Lines of data
□ □ □ □ □ □ □
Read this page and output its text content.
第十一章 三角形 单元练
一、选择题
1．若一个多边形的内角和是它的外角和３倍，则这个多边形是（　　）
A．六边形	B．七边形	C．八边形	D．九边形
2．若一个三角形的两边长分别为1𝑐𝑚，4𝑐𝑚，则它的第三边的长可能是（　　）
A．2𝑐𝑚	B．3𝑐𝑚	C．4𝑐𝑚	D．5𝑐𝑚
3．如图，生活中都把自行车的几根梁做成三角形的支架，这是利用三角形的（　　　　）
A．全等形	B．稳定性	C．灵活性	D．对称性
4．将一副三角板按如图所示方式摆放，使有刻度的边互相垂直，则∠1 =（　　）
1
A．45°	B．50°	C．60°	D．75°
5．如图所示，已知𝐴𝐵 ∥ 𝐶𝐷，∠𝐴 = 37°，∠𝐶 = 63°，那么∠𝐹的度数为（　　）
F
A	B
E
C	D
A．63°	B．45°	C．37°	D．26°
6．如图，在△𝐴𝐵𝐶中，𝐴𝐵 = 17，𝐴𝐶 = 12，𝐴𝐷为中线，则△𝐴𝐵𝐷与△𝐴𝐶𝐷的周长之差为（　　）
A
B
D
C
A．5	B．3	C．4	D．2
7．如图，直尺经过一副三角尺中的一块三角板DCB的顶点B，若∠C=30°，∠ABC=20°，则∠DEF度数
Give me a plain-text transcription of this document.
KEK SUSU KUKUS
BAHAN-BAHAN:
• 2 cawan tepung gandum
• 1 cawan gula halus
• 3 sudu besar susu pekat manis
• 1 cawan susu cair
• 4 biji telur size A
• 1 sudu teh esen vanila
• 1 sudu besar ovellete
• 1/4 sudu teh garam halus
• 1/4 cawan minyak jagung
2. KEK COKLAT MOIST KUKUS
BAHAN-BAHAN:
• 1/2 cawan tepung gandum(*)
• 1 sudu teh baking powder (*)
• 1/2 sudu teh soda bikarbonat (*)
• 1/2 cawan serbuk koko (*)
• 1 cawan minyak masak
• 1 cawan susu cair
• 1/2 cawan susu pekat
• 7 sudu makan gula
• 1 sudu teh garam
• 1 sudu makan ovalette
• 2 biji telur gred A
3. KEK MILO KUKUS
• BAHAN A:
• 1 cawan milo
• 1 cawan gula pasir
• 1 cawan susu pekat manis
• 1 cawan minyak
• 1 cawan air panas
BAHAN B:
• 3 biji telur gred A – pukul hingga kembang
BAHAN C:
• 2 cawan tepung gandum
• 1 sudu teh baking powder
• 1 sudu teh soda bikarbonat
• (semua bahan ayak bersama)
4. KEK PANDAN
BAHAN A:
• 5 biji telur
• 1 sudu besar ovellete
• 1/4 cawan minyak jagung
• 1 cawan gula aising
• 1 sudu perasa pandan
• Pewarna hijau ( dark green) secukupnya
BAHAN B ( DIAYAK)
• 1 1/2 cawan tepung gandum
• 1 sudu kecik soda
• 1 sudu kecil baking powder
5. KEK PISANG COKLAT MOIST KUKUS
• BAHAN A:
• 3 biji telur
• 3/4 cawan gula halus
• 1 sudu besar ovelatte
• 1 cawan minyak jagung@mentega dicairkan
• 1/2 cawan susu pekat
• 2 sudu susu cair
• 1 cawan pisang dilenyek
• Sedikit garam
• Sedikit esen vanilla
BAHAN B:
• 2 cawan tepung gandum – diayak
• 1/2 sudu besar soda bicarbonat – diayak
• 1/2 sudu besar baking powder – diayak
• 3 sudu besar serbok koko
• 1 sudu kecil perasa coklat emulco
□ □ □ □ □ □ □
--- THE TASK ---
Transcribe the entire listing above precisely.

--- WRITTEN SOLUTION ---
Read this page and output its text content.
第十一章 三角形 单元练
一、选择题
1．若一个多边形的内角和是它的外角和３倍，则这个多边形是（　　）
A．六边形	B．七边形	C．八边形	D．九边形
2．若一个三角形的两边长分别为1𝑐𝑚，4𝑐𝑚，则它的第三边的长可能是（　　）
A．2𝑐𝑚	B．3𝑐𝑚	C．4𝑐𝑚	D．5𝑐𝑚
3．如图，生活中都把自行车的几根梁做成三角形的支架，这是利用三角形的（　　　　）
A．全等形	B．稳定性	C．灵活性	D．对称性
4．将一副三角板按如图所示方式摆放，使有刻度的边互相垂直，则∠1 =（　　）
1
A．45°	B．50°	C．60°	D．75°
5．如图所示，已知𝐴𝐵 ∥ 𝐶𝐷，∠𝐴 = 37°，∠𝐶 = 63°，那么∠𝐹的度数为（　　）
F
A	B
E
C	D
A．63°	B．45°	C．37°	D．26°
6．如图，在△𝐴𝐵𝐶中，𝐴𝐵 = 17，𝐴𝐶 = 12，𝐴𝐷为中线，则△𝐴𝐵𝐷与△𝐴𝐶𝐷的周长之差为（　　）
A
B
D
C
A．5	B．3	C．4	D．2
7．如图，直尺经过一副三角尺中的一块三角板DCB的顶点B，若∠C=30°，∠ABC=20°，则∠DEF度数
Give me a plain-text transcription of this document.
KEK SUSU KUKUS
BAHAN-BAHAN:
• 2 cawan tepung gandum
• 1 cawan gula halus
• 3 sudu besar susu pekat manis
• 1 cawan susu cair
• 4 biji telur size A
• 1 sudu teh esen vanila
• 1 sudu besar ovellete
• 1/4 sudu teh garam halus
• 1/4 cawan minyak jagung
2. KEK COKLAT MOIST KUKUS
BAHAN-BAHAN:
• 1/2 cawan tepung gandum(*)
• 1 sudu teh baking powder (*)
• 1/2 sudu teh soda bikarbonat (*)
• 1/2 cawan serbuk koko (*)
• 1 cawan minyak masak
• 1 cawan susu cair
• 1/2 cawan susu pekat
• 7 sudu makan gula
• 1 sudu teh garam
• 1 sudu makan ovalette
• 2 biji telur gred A
3. KEK MILO KUKUS
• BAHAN A:
• 1 cawan milo
• 1 cawan gula pasir
• 1 cawan susu pekat manis
• 1 cawan minyak
• 1 cawan air panas
BAHAN B:
• 3 biji telur gred A – pukul hingga kembang
BAHAN C:
• 2 cawan tepung gandum
• 1 sudu teh baking powder
• 1 sudu teh soda bikarbonat
• (semua bahan ayak bersama)
4. KEK PANDAN
BAHAN A:
• 5 biji telur
• 1 sudu besar ovellete
• 1/4 cawan minyak jagung
• 1 cawan gula aising
• 1 sudu perasa pandan
• Pewarna hijau ( dark green) secukupnya
BAHAN B ( DIAYAK)
• 1 1/2 cawan tepung gandum
• 1 sudu kecik soda
• 1 sudu kecil baking powder
5. KEK PISANG COKLAT MOIST KUKUS
• BAHAN A:
• 3 biji telur
• 3/4 cawan gula halus
• 1 sudu besar ovelatte
• 1 cawan minyak jagung@mentega dicairkan
• 1/2 cawan susu pekat
• 2 sudu susu cair
• 1 cawan pisang dilenyek
• Sedikit garam
• Sedikit esen vanilla
BAHAN B:
• 2 cawan tepung gandum – diayak
• 1/2 sudu besar soda bicarbonat – diayak
• 1/2 sudu besar baking powder – diayak
• 3 sudu besar serbok koko
• 1 sudu kecil perasa coklat emulco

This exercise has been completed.